**What the task asks**
Copy out each line that mentions the word "reduced".

○ ○ ○ ○

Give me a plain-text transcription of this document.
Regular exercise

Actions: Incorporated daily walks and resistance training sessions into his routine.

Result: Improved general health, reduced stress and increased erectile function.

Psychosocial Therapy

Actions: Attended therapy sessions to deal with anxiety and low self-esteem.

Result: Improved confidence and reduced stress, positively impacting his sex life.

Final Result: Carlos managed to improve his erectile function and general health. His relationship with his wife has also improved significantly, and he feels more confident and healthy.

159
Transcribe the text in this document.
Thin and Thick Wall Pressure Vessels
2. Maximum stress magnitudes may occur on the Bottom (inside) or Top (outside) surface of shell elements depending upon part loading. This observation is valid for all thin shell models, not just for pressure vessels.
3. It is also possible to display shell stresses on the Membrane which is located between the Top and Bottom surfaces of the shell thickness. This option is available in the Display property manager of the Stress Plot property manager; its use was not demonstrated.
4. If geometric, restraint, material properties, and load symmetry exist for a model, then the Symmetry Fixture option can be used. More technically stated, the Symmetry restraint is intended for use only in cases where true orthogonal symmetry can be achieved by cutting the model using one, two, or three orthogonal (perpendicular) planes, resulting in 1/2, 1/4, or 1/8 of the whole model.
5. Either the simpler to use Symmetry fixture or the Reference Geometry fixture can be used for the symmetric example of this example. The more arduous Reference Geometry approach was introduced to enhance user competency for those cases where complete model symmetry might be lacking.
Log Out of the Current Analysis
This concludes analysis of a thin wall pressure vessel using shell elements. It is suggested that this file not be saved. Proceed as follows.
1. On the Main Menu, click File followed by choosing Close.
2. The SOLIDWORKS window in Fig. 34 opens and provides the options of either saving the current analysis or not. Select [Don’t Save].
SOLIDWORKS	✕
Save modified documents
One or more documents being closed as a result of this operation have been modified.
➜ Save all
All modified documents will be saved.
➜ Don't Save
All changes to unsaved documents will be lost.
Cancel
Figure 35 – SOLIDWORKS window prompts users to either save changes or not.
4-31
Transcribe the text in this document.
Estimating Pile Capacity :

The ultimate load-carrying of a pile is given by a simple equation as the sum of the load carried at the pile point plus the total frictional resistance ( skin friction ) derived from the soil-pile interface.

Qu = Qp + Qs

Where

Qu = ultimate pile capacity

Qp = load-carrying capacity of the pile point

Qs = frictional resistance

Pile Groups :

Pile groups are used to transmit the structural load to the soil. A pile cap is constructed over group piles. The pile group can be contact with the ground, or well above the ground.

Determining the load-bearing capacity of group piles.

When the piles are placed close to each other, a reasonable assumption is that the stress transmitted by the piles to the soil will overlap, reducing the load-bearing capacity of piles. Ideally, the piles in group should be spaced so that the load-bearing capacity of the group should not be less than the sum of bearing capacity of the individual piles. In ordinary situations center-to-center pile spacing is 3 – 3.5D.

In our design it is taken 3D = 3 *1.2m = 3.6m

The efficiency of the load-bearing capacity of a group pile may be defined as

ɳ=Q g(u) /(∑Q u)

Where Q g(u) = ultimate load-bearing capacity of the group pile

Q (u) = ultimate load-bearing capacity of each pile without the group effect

○ ○ ○ ○

**Exercise output**
Result: Improved general health, reduced stress and increased erectile function.
Result: Improved confidence and reduced stress, positively impacting his sex life.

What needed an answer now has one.